**What you will do**
Check every line below for the word "FROM" and copy the ones that have it.

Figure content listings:
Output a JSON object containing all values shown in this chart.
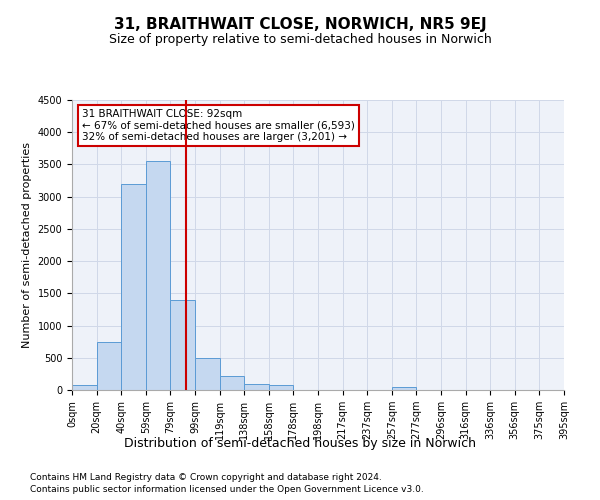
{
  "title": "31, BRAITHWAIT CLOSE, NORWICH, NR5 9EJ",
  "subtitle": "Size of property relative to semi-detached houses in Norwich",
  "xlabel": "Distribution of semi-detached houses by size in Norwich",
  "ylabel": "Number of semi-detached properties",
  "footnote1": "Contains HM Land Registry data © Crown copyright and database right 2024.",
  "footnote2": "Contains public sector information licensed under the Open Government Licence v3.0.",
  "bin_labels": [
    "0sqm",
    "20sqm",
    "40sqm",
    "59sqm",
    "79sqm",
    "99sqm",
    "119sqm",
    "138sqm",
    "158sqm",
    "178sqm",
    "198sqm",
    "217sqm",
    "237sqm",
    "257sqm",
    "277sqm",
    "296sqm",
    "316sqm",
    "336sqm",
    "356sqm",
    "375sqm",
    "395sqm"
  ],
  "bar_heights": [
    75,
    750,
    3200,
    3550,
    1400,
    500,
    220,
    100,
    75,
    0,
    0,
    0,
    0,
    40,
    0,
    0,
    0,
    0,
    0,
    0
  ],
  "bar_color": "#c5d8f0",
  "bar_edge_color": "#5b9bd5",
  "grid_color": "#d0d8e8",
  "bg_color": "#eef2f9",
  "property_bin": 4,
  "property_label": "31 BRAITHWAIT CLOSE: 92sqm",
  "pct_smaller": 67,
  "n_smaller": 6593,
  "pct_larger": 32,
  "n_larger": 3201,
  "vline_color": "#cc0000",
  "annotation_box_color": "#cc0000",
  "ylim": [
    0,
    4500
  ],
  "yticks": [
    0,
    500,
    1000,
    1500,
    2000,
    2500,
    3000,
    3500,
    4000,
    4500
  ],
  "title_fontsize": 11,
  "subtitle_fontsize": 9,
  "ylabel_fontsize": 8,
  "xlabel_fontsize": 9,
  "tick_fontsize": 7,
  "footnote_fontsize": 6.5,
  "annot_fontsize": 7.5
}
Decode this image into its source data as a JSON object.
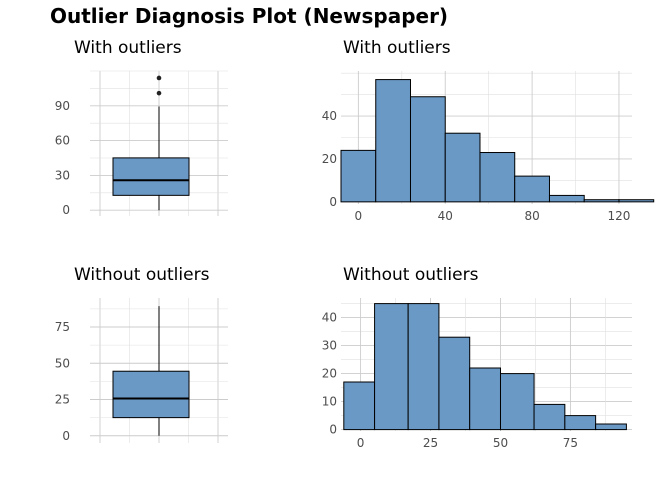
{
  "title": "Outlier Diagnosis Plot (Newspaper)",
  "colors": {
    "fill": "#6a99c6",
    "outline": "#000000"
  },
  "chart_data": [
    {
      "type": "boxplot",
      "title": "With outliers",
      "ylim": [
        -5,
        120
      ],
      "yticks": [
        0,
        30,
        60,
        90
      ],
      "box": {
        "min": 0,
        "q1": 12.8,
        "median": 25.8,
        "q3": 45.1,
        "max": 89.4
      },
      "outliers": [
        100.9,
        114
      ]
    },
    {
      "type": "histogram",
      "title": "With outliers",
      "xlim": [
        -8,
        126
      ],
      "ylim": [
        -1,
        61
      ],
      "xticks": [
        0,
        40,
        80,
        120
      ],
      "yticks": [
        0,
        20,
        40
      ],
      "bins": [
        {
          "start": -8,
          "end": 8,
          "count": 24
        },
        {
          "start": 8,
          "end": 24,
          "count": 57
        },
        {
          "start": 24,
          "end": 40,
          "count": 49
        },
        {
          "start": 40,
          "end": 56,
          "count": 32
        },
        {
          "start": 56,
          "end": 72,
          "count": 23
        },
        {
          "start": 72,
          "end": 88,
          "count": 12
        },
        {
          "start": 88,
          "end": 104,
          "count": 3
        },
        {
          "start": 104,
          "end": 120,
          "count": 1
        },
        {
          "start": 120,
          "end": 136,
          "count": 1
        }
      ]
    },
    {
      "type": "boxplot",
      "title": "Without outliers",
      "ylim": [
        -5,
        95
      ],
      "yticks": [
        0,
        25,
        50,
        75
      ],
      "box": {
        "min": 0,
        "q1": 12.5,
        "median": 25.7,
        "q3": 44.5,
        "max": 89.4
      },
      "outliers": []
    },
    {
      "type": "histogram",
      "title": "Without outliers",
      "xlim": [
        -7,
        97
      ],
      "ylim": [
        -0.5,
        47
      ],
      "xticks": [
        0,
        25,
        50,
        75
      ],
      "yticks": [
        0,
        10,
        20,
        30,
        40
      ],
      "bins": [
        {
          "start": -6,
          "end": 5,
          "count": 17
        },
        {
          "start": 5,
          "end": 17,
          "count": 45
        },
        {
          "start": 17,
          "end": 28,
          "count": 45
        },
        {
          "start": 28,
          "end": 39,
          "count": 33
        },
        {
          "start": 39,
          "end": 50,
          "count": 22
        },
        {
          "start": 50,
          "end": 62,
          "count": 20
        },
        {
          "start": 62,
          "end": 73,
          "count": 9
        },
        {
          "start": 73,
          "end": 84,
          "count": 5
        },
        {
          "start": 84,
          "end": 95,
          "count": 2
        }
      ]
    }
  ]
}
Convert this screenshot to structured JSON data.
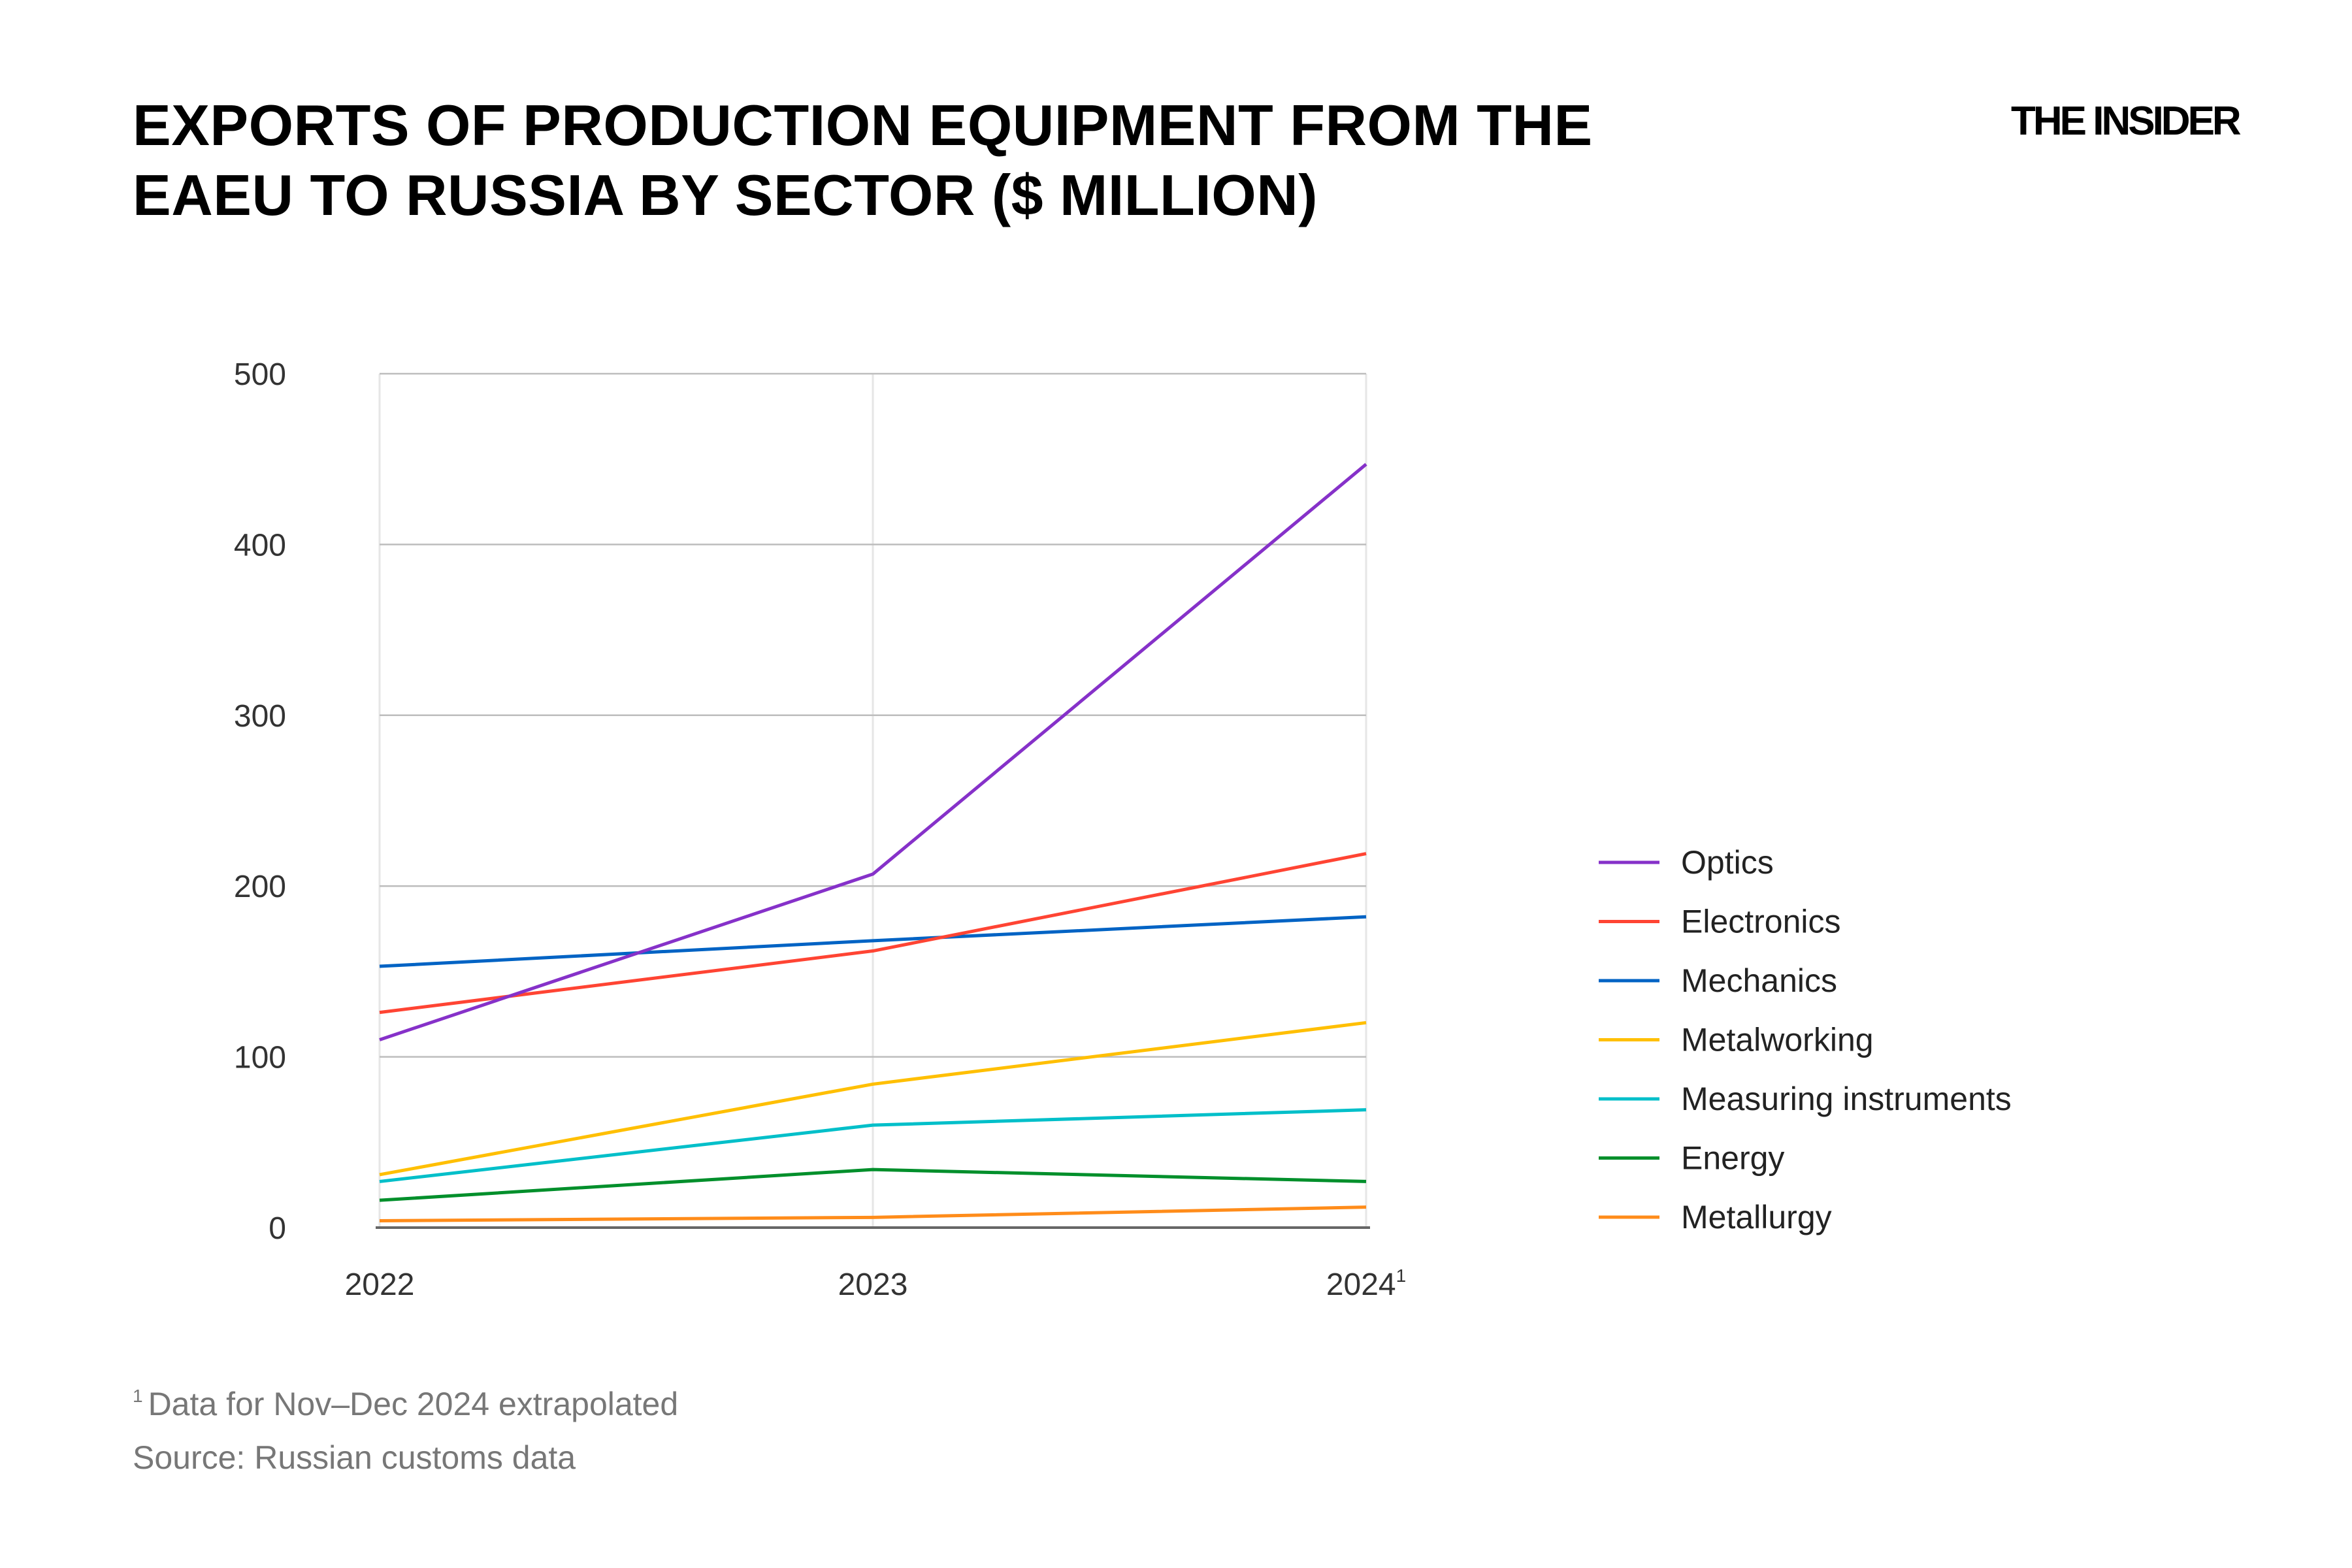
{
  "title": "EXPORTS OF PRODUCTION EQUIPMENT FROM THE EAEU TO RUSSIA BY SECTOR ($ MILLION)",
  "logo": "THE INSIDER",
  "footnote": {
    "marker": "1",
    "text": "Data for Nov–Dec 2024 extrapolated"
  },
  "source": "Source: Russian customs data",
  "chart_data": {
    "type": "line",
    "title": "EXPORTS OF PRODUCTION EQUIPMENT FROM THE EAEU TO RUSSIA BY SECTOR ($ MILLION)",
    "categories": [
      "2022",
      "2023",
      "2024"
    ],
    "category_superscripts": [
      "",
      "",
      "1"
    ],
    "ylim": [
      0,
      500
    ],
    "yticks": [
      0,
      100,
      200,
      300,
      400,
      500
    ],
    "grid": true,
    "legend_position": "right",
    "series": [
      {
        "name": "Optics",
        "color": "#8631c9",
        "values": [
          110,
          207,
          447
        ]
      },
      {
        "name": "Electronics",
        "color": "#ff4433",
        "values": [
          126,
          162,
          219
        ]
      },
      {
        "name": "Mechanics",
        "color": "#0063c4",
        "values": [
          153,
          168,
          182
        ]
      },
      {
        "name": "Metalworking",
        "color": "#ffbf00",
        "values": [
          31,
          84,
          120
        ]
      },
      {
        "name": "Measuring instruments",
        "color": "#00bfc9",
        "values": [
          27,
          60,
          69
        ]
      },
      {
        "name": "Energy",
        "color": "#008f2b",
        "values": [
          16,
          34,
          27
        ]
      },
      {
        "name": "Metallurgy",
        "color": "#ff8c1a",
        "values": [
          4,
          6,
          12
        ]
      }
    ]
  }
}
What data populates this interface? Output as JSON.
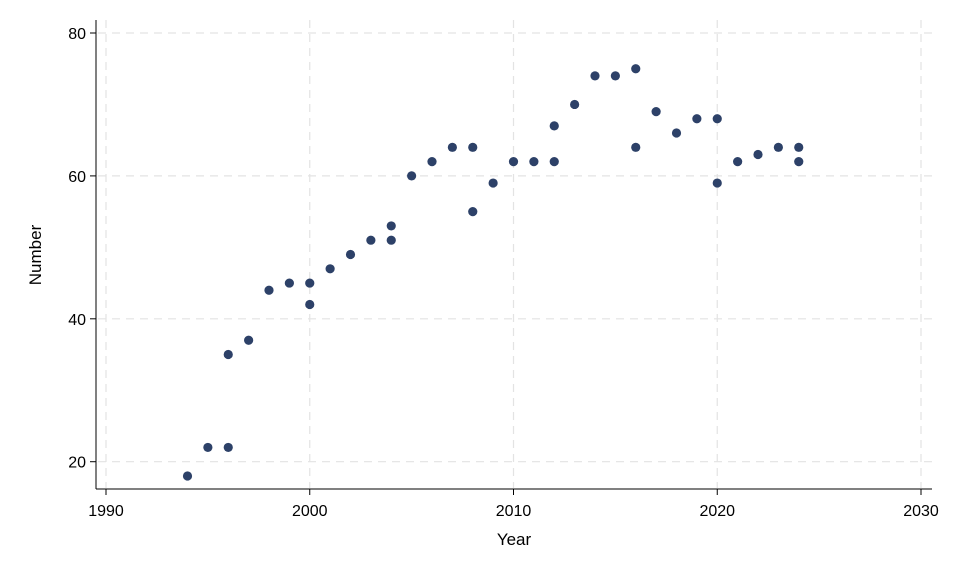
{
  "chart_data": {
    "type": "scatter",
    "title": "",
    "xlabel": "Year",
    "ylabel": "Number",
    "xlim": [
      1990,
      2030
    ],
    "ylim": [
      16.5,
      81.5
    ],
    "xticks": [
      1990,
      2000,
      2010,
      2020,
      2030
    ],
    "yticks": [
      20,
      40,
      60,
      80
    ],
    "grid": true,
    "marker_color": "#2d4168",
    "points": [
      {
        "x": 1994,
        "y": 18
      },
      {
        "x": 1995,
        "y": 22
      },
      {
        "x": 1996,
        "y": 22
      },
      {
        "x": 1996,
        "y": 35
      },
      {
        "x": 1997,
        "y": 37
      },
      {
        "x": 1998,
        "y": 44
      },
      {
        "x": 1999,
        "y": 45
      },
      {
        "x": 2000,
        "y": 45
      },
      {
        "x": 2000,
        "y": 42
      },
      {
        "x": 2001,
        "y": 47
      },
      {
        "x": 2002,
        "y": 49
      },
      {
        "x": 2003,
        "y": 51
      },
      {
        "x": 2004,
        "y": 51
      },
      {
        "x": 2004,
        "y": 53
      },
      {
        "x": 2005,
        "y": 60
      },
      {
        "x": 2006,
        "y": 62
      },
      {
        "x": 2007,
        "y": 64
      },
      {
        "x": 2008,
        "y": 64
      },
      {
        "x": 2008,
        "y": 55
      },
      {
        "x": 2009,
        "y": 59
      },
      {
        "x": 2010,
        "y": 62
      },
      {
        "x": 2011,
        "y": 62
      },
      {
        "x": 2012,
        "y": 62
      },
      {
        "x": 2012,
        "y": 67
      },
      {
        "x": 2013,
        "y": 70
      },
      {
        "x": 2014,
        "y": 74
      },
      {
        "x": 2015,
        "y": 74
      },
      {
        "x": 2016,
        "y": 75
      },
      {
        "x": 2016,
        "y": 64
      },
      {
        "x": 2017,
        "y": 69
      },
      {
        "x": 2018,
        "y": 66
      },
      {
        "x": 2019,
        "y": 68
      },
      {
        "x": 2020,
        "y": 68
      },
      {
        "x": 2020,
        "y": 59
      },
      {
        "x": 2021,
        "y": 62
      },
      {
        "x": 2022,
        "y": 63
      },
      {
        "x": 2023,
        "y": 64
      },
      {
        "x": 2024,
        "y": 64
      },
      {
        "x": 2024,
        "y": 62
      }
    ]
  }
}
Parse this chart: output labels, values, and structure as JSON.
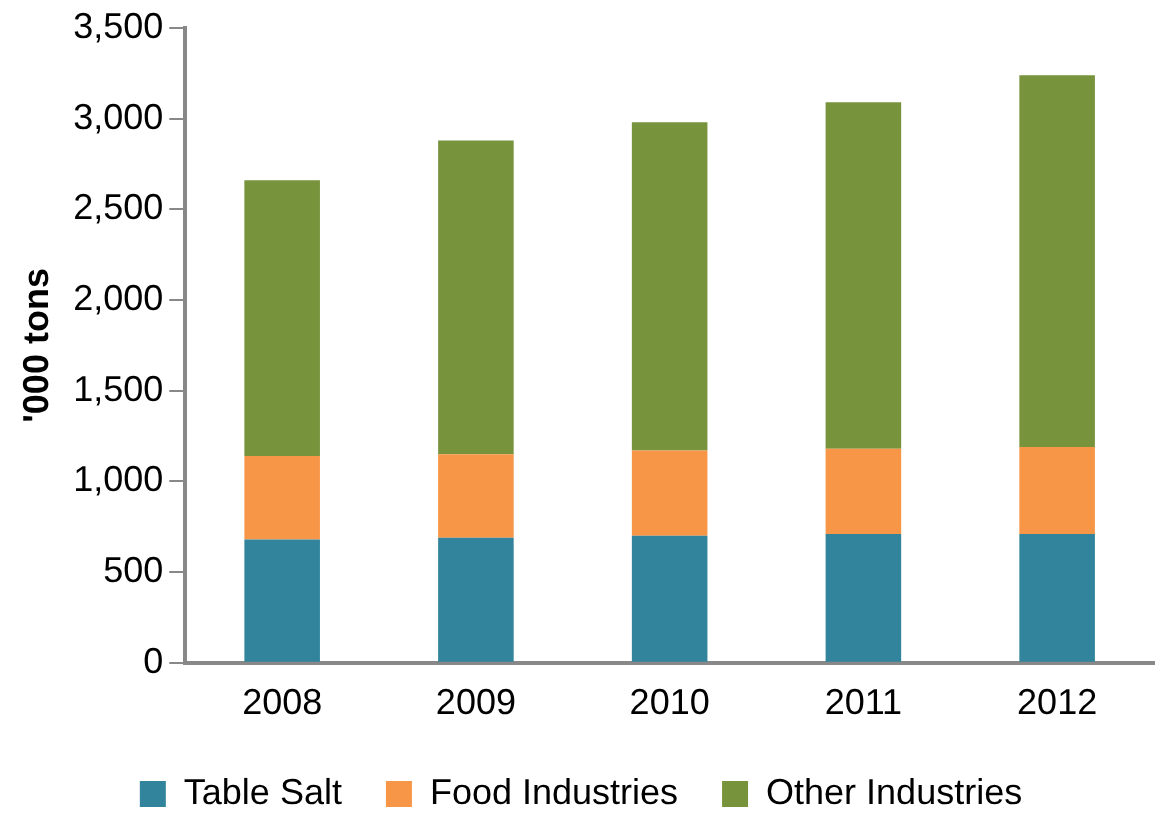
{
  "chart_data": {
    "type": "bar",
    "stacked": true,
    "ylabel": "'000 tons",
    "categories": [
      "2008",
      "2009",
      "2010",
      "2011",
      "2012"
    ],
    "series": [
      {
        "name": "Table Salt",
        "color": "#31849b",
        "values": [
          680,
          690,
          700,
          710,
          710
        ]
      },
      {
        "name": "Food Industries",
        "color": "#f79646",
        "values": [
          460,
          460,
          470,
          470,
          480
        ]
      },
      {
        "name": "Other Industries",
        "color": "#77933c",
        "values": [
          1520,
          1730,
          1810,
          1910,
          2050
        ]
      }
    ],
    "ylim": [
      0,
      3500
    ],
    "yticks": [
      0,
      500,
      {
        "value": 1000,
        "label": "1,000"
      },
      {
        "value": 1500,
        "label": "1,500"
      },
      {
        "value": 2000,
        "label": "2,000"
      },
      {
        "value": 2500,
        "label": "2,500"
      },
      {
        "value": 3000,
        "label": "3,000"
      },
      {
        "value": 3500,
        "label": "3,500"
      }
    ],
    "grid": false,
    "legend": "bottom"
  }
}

**Completed exercise**
  "title": "EXPORTS OF PRODUCTION EQUIPMENT FROM THE EAEU TO RUSSIA BY SECTOR ($ MILLION)",
    "title": "EXPORTS OF PRODUCTION EQUIPMENT FROM THE EAEU TO RUSSIA BY SECTOR ($ MILLION)",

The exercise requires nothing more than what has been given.